All of the data should be output character for character, except the pictures.

[Dataset excerpts start]

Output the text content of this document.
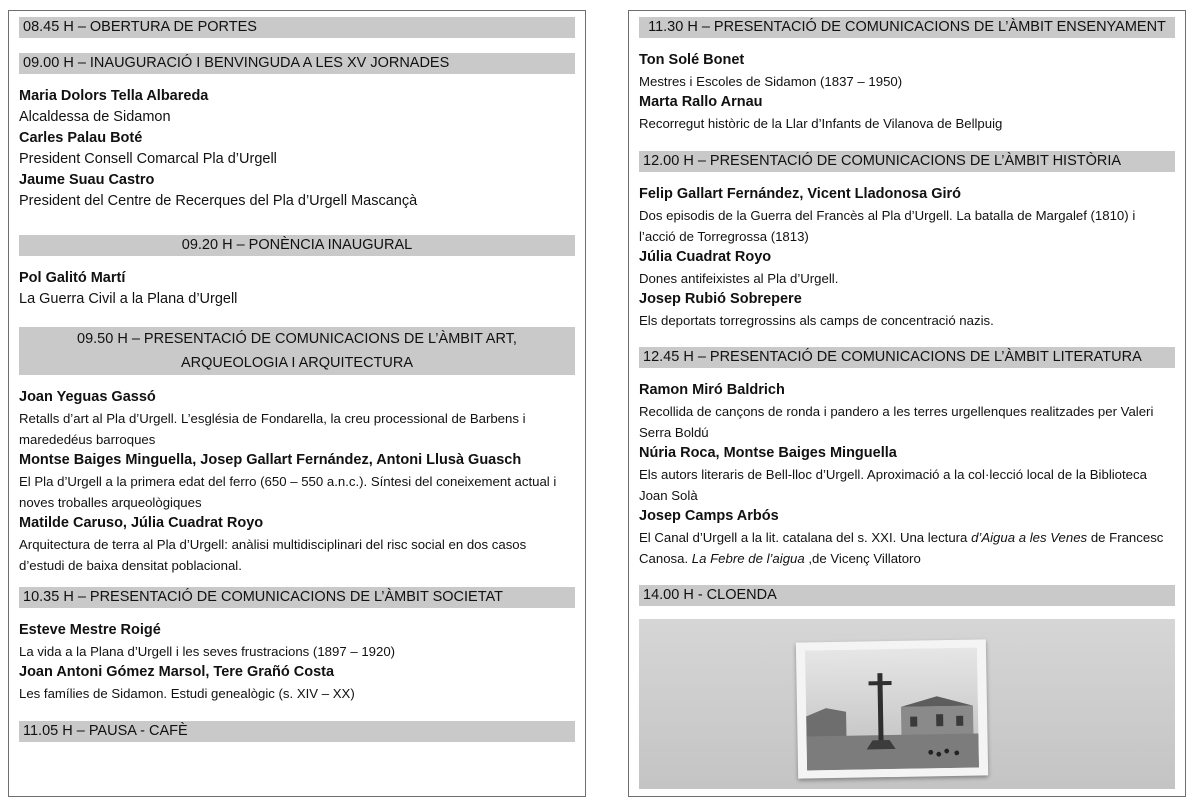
08.45 H – OBERTURA DE PORTES
09.00 H – INAUGURACIÓ I BENVINGUDA A LES XV JORNADES
Maria Dolors Tella Albareda
Alcaldessa de Sidamon
Carles Palau Boté
President Consell Comarcal Pla d’Urgell
Jaume Suau Castro
President del Centre de Recerques del Pla d’Urgell Mascançà
09.20 H – PONÈNCIA INAUGURAL
Pol Galitó Martí
La Guerra Civil a la Plana d’Urgell
09.50 H – PRESENTACIÓ DE COMUNICACIONS DE L’ÀMBIT ART, ARQUEOLOGIA I ARQUITECTURA
Joan Yeguas Gassó
Retalls d’art al Pla d’Urgell. L’església de Fondarella, la creu processional de Barbens i marededéus barroques
Montse Baiges Minguella, Josep Gallart Fernández, Antoni Llusà Guasch
El Pla d’Urgell a la primera edat del ferro (650 – 550 a.n.c.). Síntesi del coneixement actual i noves troballes arqueològiques
Matilde Caruso, Júlia Cuadrat Royo
Arquitectura de terra al Pla d’Urgell: anàlisi multidisciplinari del risc social en dos casos d’estudi de baixa densitat poblacional.
10.35 H – PRESENTACIÓ DE COMUNICACIONS DE L’ÀMBIT SOCIETAT
Esteve Mestre Roigé
La vida a la Plana d’Urgell i les seves frustracions (1897 – 1920)
Joan Antoni Gómez Marsol, Tere Grañó Costa
Les famílies de Sidamon. Estudi genealògic (s. XIV – XX)
11.05 H – PAUSA - CAFÈ
11.30 H – PRESENTACIÓ DE COMUNICACIONS DE L’ÀMBIT ENSENYAMENT
Ton Solé Bonet
Mestres i Escoles de Sidamon (1837 – 1950)
Marta Rallo Arnau
Recorregut històric de la Llar d’Infants de Vilanova de Bellpuig
12.00 H – PRESENTACIÓ DE COMUNICACIONS DE L’ÀMBIT HISTÒRIA
Felip Gallart Fernández, Vicent Lladonosa Giró
Dos episodis de la Guerra del Francès al Pla d’Urgell. La batalla de Margalef (1810) i l’acció de Torregrossa (1813)
Júlia Cuadrat Royo
Dones antifeixistes al Pla d’Urgell.
Josep Rubió Sobrepere
Els deportats torregrossins als camps de concentració nazis.
12.45 H – PRESENTACIÓ DE COMUNICACIONS DE L’ÀMBIT LITERATURA
Ramon Miró Baldrich
Recollida de cançons de ronda i pandero a les terres urgellenques realitzades per Valeri Serra Boldú
Núria Roca, Montse Baiges Minguella
Els autors literaris de Bell-lloc d’Urgell. Aproximació a la col·lecció local de la Biblioteca Joan Solà
Josep Camps Arbós
El Canal d’Urgell a la lit. catalana del s. XXI. Una lectura d’Aigua a les Venes de Francesc Canosa. La Febre de l’aigua ,de Vicenç Villatoro
14.00 H - CLOENDA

[Dataset excerpts end]

▸ Result of this task
Output the text content of this document.
08.45 H – OBERTURA DE PORTES
09.00 H – INAUGURACIÓ I BENVINGUDA A LES XV JORNADES
Maria Dolors Tella Albareda
Alcaldessa de Sidamon
Carles Palau Boté
President Consell Comarcal Pla d’Urgell
Jaume Suau Castro
President del Centre de Recerques del Pla d’Urgell Mascançà
09.20 H – PONÈNCIA INAUGURAL
Pol Galitó Martí
La Guerra Civil a la Plana d’Urgell
09.50 H – PRESENTACIÓ DE COMUNICACIONS DE L’ÀMBIT ART, ARQUEOLOGIA I ARQUITECTURA
Joan Yeguas Gassó
Retalls d’art al Pla d’Urgell. L’església de Fondarella, la creu processional de Barbens i marededéus barroques
Montse Baiges Minguella, Josep Gallart Fernández, Antoni Llusà Guasch
El Pla d’Urgell a la primera edat del ferro (650 – 550 a.n.c.). Síntesi del coneixement actual i noves troballes arqueològiques
Matilde Caruso, Júlia Cuadrat Royo
Arquitectura de terra al Pla d’Urgell: anàlisi multidisciplinari del risc social en dos casos d’estudi de baixa densitat poblacional.
10.35 H – PRESENTACIÓ DE COMUNICACIONS DE L’ÀMBIT SOCIETAT
Esteve Mestre Roigé
La vida a la Plana d’Urgell i les seves frustracions (1897 – 1920)
Joan Antoni Gómez Marsol, Tere Grañó Costa
Les famílies de Sidamon. Estudi genealògic (s. XIV – XX)
11.05 H – PAUSA - CAFÈ
11.30 H – PRESENTACIÓ DE COMUNICACIONS DE L’ÀMBIT ENSENYAMENT
Ton Solé Bonet
Mestres i Escoles de Sidamon (1837 – 1950)
Marta Rallo Arnau
Recorregut històric de la Llar d’Infants de Vilanova de Bellpuig
12.00 H – PRESENTACIÓ DE COMUNICACIONS DE L’ÀMBIT HISTÒRIA
Felip Gallart Fernández, Vicent Lladonosa Giró
Dos episodis de la Guerra del Francès al Pla d’Urgell. La batalla de Margalef (1810) i l’acció de Torregrossa (1813)
Júlia Cuadrat Royo
Dones antifeixistes al Pla d’Urgell.
Josep Rubió Sobrepere
Els deportats torregrossins als camps de concentració nazis.
12.45 H – PRESENTACIÓ DE COMUNICACIONS DE L’ÀMBIT LITERATURA
Ramon Miró Baldrich
Recollida de cançons de ronda i pandero a les terres urgellenques realitzades per Valeri Serra Boldú
Núria Roca, Montse Baiges Minguella
Els autors literaris de Bell-lloc d’Urgell. Aproximació a la col·lecció local de la Biblioteca Joan Solà
Josep Camps Arbós
El Canal d’Urgell a la lit. catalana del s. XXI. Una lectura d’Aigua a les Venes de Francesc Canosa. La Febre de l’aigua ,de Vicenç Villatoro
14.00 H - CLOENDA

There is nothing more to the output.